• **Problem requirements**: Write out every record in full, exactly as written, please.

=== Exercise materials ===

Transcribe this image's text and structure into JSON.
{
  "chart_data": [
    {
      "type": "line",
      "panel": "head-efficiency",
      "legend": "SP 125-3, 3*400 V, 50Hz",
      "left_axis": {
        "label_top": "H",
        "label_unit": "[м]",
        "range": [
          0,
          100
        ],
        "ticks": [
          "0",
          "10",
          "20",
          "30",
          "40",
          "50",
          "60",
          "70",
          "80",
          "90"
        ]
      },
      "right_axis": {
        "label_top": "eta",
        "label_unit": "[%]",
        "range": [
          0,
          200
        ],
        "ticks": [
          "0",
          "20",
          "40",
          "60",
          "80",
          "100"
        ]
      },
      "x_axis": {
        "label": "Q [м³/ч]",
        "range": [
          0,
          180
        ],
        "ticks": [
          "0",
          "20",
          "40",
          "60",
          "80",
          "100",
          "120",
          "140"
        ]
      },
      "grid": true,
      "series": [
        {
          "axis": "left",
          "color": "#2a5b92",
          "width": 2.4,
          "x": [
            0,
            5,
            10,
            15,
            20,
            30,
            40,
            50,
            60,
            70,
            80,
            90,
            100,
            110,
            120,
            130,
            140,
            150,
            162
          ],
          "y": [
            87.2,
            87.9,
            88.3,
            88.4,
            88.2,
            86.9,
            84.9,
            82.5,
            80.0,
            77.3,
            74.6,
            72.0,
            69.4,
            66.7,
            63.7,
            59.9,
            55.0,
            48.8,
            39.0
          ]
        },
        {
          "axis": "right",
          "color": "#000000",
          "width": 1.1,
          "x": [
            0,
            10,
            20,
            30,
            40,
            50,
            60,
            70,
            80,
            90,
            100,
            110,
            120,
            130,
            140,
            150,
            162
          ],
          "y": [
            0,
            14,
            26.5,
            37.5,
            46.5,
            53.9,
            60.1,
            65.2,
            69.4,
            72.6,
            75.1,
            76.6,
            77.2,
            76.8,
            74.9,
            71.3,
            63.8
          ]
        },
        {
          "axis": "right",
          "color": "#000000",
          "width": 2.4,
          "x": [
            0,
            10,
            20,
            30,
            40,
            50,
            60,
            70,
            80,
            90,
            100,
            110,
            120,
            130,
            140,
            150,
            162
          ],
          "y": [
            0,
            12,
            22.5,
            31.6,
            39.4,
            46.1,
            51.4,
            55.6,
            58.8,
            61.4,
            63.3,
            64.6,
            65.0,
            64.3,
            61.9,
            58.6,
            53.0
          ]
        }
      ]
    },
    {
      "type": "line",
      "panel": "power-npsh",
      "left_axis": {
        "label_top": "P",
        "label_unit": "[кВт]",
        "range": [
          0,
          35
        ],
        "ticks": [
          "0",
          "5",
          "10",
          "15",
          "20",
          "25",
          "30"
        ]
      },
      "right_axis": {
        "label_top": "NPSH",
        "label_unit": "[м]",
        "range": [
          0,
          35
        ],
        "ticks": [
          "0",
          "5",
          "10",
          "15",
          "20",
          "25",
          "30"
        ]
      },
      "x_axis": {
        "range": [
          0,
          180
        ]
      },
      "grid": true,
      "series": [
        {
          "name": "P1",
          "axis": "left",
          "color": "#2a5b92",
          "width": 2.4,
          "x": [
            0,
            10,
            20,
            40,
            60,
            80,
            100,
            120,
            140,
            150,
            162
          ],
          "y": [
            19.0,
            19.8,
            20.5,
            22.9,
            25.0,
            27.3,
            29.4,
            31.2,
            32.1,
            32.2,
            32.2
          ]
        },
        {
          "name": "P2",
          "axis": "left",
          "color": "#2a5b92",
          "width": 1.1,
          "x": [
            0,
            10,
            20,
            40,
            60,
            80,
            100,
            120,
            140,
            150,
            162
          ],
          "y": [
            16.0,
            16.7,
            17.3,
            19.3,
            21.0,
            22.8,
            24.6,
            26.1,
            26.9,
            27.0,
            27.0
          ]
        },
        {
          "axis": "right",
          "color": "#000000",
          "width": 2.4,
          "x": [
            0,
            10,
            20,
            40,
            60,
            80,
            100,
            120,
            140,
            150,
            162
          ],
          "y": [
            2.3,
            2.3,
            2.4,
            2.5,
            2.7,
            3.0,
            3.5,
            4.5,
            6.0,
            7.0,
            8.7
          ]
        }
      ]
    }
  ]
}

===

• **Complete output**:
Transcribe this image's text and structure into JSON.
{
  "chart_data": [
    {
      "type": "line",
      "panel": "head-efficiency",
      "legend": "SP 125-3, 3*400 V, 50Hz",
      "left_axis": {
        "label_top": "H",
        "label_unit": "[м]",
        "range": [
          0,
          100
        ],
        "ticks": [
          "0",
          "10",
          "20",
          "30",
          "40",
          "50",
          "60",
          "70",
          "80",
          "90"
        ]
      },
      "right_axis": {
        "label_top": "eta",
        "label_unit": "[%]",
        "range": [
          0,
          200
        ],
        "ticks": [
          "0",
          "20",
          "40",
          "60",
          "80",
          "100"
        ]
      },
      "x_axis": {
        "label": "Q [м³/ч]",
        "range": [
          0,
          180
        ],
        "ticks": [
          "0",
          "20",
          "40",
          "60",
          "80",
          "100",
          "120",
          "140"
        ]
      },
      "grid": true,
      "series": [
        {
          "axis": "left",
          "color": "#2a5b92",
          "width": 2.4,
          "x": [
            0,
            5,
            10,
            15,
            20,
            30,
            40,
            50,
            60,
            70,
            80,
            90,
            100,
            110,
            120,
            130,
            140,
            150,
            162
          ],
          "y": [
            87.2,
            87.9,
            88.3,
            88.4,
            88.2,
            86.9,
            84.9,
            82.5,
            80.0,
            77.3,
            74.6,
            72.0,
            69.4,
            66.7,
            63.7,
            59.9,
            55.0,
            48.8,
            39.0
          ]
        },
        {
          "axis": "right",
          "color": "#000000",
          "width": 1.1,
          "x": [
            0,
            10,
            20,
            30,
            40,
            50,
            60,
            70,
            80,
            90,
            100,
            110,
            120,
            130,
            140,
            150,
            162
          ],
          "y": [
            0,
            14,
            26.5,
            37.5,
            46.5,
            53.9,
            60.1,
            65.2,
            69.4,
            72.6,
            75.1,
            76.6,
            77.2,
            76.8,
            74.9,
            71.3,
            63.8
          ]
        },
        {
          "axis": "right",
          "color": "#000000",
          "width": 2.4,
          "x": [
            0,
            10,
            20,
            30,
            40,
            50,
            60,
            70,
            80,
            90,
            100,
            110,
            120,
            130,
            140,
            150,
            162
          ],
          "y": [
            0,
            12,
            22.5,
            31.6,
            39.4,
            46.1,
            51.4,
            55.6,
            58.8,
            61.4,
            63.3,
            64.6,
            65.0,
            64.3,
            61.9,
            58.6,
            53.0
          ]
        }
      ]
    },
    {
      "type": "line",
      "panel": "power-npsh",
      "left_axis": {
        "label_top": "P",
        "label_unit": "[кВт]",
        "range": [
          0,
          35
        ],
        "ticks": [
          "0",
          "5",
          "10",
          "15",
          "20",
          "25",
          "30"
        ]
      },
      "right_axis": {
        "label_top": "NPSH",
        "label_unit": "[м]",
        "range": [
          0,
          35
        ],
        "ticks": [
          "0",
          "5",
          "10",
          "15",
          "20",
          "25",
          "30"
        ]
      },
      "x_axis": {
        "range": [
          0,
          180
        ]
      },
      "grid": true,
      "series": [
        {
          "name": "P1",
          "axis": "left",
          "color": "#2a5b92",
          "width": 2.4,
          "x": [
            0,
            10,
            20,
            40,
            60,
            80,
            100,
            120,
            140,
            150,
            162
          ],
          "y": [
            19.0,
            19.8,
            20.5,
            22.9,
            25.0,
            27.3,
            29.4,
            31.2,
            32.1,
            32.2,
            32.2
          ]
        },
        {
          "name": "P2",
          "axis": "left",
          "color": "#2a5b92",
          "width": 1.1,
          "x": [
            0,
            10,
            20,
            40,
            60,
            80,
            100,
            120,
            140,
            150,
            162
          ],
          "y": [
            16.0,
            16.7,
            17.3,
            19.3,
            21.0,
            22.8,
            24.6,
            26.1,
            26.9,
            27.0,
            27.0
          ]
        },
        {
          "axis": "right",
          "color": "#000000",
          "width": 2.4,
          "x": [
            0,
            10,
            20,
            40,
            60,
            80,
            100,
            120,
            140,
            150,
            162
          ],
          "y": [
            2.3,
            2.3,
            2.4,
            2.5,
            2.7,
            3.0,
            3.5,
            4.5,
            6.0,
            7.0,
            8.7
          ]
        }
      ]
    }
  ]
}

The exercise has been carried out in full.